Data for this task:
************

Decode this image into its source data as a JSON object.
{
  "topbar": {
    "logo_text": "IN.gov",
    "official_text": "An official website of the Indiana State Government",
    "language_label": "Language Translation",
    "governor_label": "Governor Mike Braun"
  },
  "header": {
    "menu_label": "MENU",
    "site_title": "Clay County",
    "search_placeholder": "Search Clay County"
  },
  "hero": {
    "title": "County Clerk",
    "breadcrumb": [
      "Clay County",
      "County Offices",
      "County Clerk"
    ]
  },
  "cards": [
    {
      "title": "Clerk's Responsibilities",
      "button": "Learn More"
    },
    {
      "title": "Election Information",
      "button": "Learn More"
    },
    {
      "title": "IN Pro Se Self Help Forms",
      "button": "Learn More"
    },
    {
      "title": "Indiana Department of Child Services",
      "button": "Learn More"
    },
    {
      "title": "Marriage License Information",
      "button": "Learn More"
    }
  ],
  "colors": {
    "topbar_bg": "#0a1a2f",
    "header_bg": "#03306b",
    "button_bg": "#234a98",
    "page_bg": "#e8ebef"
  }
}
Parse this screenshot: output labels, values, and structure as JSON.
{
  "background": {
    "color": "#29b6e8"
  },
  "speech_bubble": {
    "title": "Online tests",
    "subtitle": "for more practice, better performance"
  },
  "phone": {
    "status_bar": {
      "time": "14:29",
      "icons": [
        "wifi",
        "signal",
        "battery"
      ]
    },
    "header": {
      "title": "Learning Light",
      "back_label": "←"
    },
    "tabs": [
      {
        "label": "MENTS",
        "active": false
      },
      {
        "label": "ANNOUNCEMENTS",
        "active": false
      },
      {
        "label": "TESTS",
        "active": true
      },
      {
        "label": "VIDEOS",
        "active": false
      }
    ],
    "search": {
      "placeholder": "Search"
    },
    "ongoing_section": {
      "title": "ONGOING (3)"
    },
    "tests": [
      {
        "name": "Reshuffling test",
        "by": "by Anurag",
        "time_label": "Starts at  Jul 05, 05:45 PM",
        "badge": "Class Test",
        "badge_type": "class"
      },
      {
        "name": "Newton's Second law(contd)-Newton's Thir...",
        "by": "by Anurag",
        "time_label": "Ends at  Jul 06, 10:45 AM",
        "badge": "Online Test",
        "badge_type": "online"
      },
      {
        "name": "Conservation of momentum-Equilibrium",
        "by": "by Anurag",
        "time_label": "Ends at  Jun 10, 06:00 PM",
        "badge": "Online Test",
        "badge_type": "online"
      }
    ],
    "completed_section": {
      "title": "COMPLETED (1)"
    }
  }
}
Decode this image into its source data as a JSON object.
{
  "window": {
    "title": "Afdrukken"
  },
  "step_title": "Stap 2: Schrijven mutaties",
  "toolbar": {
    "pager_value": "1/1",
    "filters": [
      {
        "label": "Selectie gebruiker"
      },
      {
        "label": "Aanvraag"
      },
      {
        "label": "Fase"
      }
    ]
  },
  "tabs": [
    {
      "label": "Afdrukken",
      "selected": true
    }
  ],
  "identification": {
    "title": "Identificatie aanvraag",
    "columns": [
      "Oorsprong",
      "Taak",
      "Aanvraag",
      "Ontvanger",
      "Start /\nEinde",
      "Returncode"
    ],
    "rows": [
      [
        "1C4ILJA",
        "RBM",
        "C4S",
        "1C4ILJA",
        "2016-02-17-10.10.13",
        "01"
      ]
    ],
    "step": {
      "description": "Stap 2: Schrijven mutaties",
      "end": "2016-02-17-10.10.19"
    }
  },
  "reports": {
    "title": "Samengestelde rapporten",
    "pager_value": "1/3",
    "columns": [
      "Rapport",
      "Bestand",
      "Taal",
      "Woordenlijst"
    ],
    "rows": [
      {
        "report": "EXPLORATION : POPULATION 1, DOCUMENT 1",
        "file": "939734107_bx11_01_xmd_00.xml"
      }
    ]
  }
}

************

What you will do: Copy each record from above without leaving any out.

In response:
Decode this image into its source data as a JSON object.
{
  "topbar": {
    "logo_text": "IN.gov",
    "official_text": "An official website of the Indiana State Government",
    "language_label": "Language Translation",
    "governor_label": "Governor Mike Braun"
  },
  "header": {
    "menu_label": "MENU",
    "site_title": "Clay County",
    "search_placeholder": "Search Clay County"
  },
  "hero": {
    "title": "County Clerk",
    "breadcrumb": [
      "Clay County",
      "County Offices",
      "County Clerk"
    ]
  },
  "cards": [
    {
      "title": "Clerk's Responsibilities",
      "button": "Learn More"
    },
    {
      "title": "Election Information",
      "button": "Learn More"
    },
    {
      "title": "IN Pro Se Self Help Forms",
      "button": "Learn More"
    },
    {
      "title": "Indiana Department of Child Services",
      "button": "Learn More"
    },
    {
      "title": "Marriage License Information",
      "button": "Learn More"
    }
  ],
  "colors": {
    "topbar_bg": "#0a1a2f",
    "header_bg": "#03306b",
    "button_bg": "#234a98",
    "page_bg": "#e8ebef"
  }
}
Parse this screenshot: output labels, values, and structure as JSON.
{
  "background": {
    "color": "#29b6e8"
  },
  "speech_bubble": {
    "title": "Online tests",
    "subtitle": "for more practice, better performance"
  },
  "phone": {
    "status_bar": {
      "time": "14:29",
      "icons": [
        "wifi",
        "signal",
        "battery"
      ]
    },
    "header": {
      "title": "Learning Light",
      "back_label": "←"
    },
    "tabs": [
      {
        "label": "MENTS",
        "active": false
      },
      {
        "label": "ANNOUNCEMENTS",
        "active": false
      },
      {
        "label": "TESTS",
        "active": true
      },
      {
        "label": "VIDEOS",
        "active": false
      }
    ],
    "search": {
      "placeholder": "Search"
    },
    "ongoing_section": {
      "title": "ONGOING (3)"
    },
    "tests": [
      {
        "name": "Reshuffling test",
        "by": "by Anurag",
        "time_label": "Starts at  Jul 05, 05:45 PM",
        "badge": "Class Test",
        "badge_type": "class"
      },
      {
        "name": "Newton's Second law(contd)-Newton's Thir...",
        "by": "by Anurag",
        "time_label": "Ends at  Jul 06, 10:45 AM",
        "badge": "Online Test",
        "badge_type": "online"
      },
      {
        "name": "Conservation of momentum-Equilibrium",
        "by": "by Anurag",
        "time_label": "Ends at  Jun 10, 06:00 PM",
        "badge": "Online Test",
        "badge_type": "online"
      }
    ],
    "completed_section": {
      "title": "COMPLETED (1)"
    }
  }
}
Decode this image into its source data as a JSON object.
{
  "window": {
    "title": "Afdrukken"
  },
  "step_title": "Stap 2: Schrijven mutaties",
  "toolbar": {
    "pager_value": "1/1",
    "filters": [
      {
        "label": "Selectie gebruiker"
      },
      {
        "label": "Aanvraag"
      },
      {
        "label": "Fase"
      }
    ]
  },
  "tabs": [
    {
      "label": "Afdrukken",
      "selected": true
    }
  ],
  "identification": {
    "title": "Identificatie aanvraag",
    "columns": [
      "Oorsprong",
      "Taak",
      "Aanvraag",
      "Ontvanger",
      "Start /\nEinde",
      "Returncode"
    ],
    "rows": [
      [
        "1C4ILJA",
        "RBM",
        "C4S",
        "1C4ILJA",
        "2016-02-17-10.10.13",
        "01"
      ]
    ],
    "step": {
      "description": "Stap 2: Schrijven mutaties",
      "end": "2016-02-17-10.10.19"
    }
  },
  "reports": {
    "title": "Samengestelde rapporten",
    "pager_value": "1/3",
    "columns": [
      "Rapport",
      "Bestand",
      "Taal",
      "Woordenlijst"
    ],
    "rows": [
      {
        "report": "EXPLORATION : POPULATION 1, DOCUMENT 1",
        "file": "939734107_bx11_01_xmd_00.xml"
      }
    ]
  }
}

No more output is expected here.